Start of Available records
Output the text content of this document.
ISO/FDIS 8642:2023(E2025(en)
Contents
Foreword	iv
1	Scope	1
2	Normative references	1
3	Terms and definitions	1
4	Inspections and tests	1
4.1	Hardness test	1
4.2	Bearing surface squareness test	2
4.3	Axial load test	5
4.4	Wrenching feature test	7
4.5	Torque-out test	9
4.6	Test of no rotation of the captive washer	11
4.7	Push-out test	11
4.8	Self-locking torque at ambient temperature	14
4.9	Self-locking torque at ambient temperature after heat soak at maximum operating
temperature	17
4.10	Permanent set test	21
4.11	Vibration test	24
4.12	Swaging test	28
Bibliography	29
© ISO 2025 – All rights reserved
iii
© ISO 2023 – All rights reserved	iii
End of Available records
Extract the listing in its entirety and repeat it exactly.

Output the text content of this document.
ISO/FDIS 8642:2023(E2025(en)
Contents
Foreword	iv
1	Scope	1
2	Normative references	1
3	Terms and definitions	1
4	Inspections and tests	1
4.1	Hardness test	1
4.2	Bearing surface squareness test	2
4.3	Axial load test	5
4.4	Wrenching feature test	7
4.5	Torque-out test	9
4.6	Test of no rotation of the captive washer	11
4.7	Push-out test	11
4.8	Self-locking torque at ambient temperature	14
4.9	Self-locking torque at ambient temperature after heat soak at maximum operating
temperature	17
4.10	Permanent set test	21
4.11	Vibration test	24
4.12	Swaging test	28
Bibliography	29
© ISO 2025 – All rights reserved
iii
© ISO 2023 – All rights reserved	iii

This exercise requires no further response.